------ Records shown
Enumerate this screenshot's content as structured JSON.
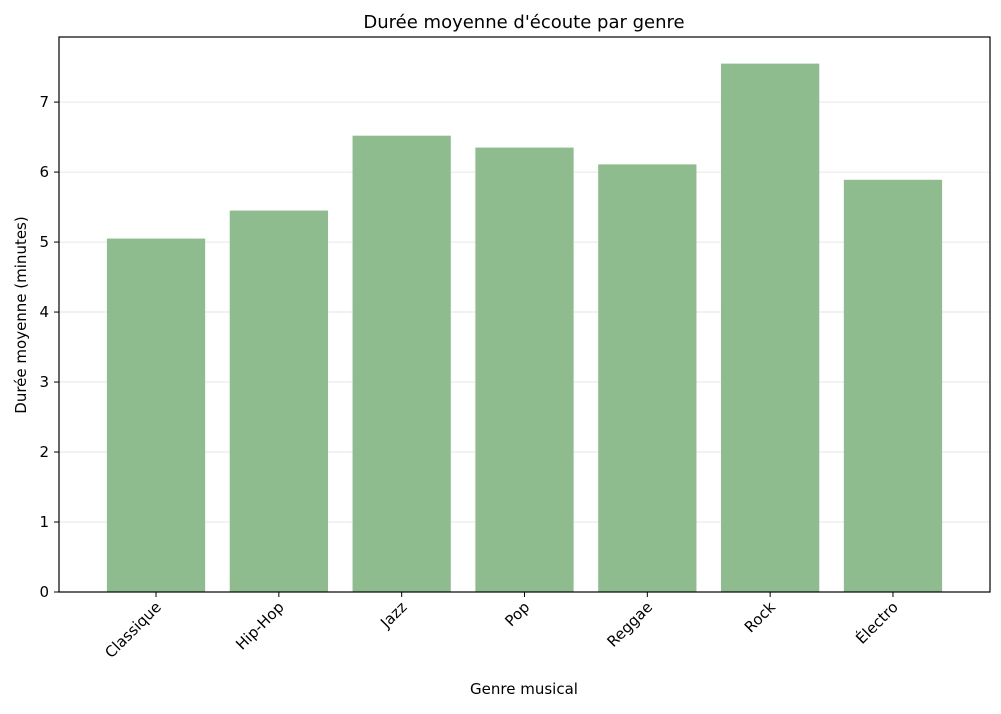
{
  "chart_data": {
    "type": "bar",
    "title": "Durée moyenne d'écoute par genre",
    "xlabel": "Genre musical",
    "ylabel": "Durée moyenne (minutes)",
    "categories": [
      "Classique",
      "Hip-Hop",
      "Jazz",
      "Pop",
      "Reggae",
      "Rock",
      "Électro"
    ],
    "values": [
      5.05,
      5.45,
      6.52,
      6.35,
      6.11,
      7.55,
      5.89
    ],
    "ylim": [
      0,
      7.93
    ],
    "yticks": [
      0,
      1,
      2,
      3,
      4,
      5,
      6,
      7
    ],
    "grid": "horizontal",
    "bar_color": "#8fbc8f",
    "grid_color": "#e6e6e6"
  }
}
------------
* [Directions for this task] Where a line holds "moyenne", copy it out.

* [Answer for this exercise]
    "title": "Durée moyenne d'écoute par genre",
    "ylabel": "Durée moyenne (minutes)",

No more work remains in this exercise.